= Dataset rows =
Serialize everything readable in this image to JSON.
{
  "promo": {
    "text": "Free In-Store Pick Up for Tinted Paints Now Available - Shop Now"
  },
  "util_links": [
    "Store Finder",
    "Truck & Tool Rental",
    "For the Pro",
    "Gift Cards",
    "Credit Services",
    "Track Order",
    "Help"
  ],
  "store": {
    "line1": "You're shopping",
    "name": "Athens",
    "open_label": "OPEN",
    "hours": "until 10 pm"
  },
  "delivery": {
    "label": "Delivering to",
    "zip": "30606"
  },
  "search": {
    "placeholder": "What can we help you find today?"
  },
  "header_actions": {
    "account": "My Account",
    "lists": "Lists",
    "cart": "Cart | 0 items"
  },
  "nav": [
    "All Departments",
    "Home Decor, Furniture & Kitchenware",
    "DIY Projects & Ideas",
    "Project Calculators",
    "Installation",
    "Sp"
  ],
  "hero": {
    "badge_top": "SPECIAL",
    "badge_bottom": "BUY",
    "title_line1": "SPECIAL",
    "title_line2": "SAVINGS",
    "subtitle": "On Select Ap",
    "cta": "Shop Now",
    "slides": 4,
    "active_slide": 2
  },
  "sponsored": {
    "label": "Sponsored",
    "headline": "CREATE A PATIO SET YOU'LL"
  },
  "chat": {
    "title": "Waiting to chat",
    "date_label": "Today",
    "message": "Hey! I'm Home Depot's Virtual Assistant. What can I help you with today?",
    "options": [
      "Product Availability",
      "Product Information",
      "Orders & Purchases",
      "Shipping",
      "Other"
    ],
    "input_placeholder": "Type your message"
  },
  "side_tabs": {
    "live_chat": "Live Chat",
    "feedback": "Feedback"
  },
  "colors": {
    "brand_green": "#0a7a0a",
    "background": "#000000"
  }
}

= Exercise goal =
Nothing in the data may differ; print all of it exactly as written.

= Result for this exercise =
Serialize everything readable in this image to JSON.
{
  "promo": {
    "text": "Free In-Store Pick Up for Tinted Paints Now Available - Shop Now"
  },
  "util_links": [
    "Store Finder",
    "Truck & Tool Rental",
    "For the Pro",
    "Gift Cards",
    "Credit Services",
    "Track Order",
    "Help"
  ],
  "store": {
    "line1": "You're shopping",
    "name": "Athens",
    "open_label": "OPEN",
    "hours": "until 10 pm"
  },
  "delivery": {
    "label": "Delivering to",
    "zip": "30606"
  },
  "search": {
    "placeholder": "What can we help you find today?"
  },
  "header_actions": {
    "account": "My Account",
    "lists": "Lists",
    "cart": "Cart | 0 items"
  },
  "nav": [
    "All Departments",
    "Home Decor, Furniture & Kitchenware",
    "DIY Projects & Ideas",
    "Project Calculators",
    "Installation",
    "Sp"
  ],
  "hero": {
    "badge_top": "SPECIAL",
    "badge_bottom": "BUY",
    "title_line1": "SPECIAL",
    "title_line2": "SAVINGS",
    "subtitle": "On Select Ap",
    "cta": "Shop Now",
    "slides": 4,
    "active_slide": 2
  },
  "sponsored": {
    "label": "Sponsored",
    "headline": "CREATE A PATIO SET YOU'LL"
  },
  "chat": {
    "title": "Waiting to chat",
    "date_label": "Today",
    "message": "Hey! I'm Home Depot's Virtual Assistant. What can I help you with today?",
    "options": [
      "Product Availability",
      "Product Information",
      "Orders & Purchases",
      "Shipping",
      "Other"
    ],
    "input_placeholder": "Type your message"
  },
  "side_tabs": {
    "live_chat": "Live Chat",
    "feedback": "Feedback"
  },
  "colors": {
    "brand_green": "#0a7a0a",
    "background": "#000000"
  }
}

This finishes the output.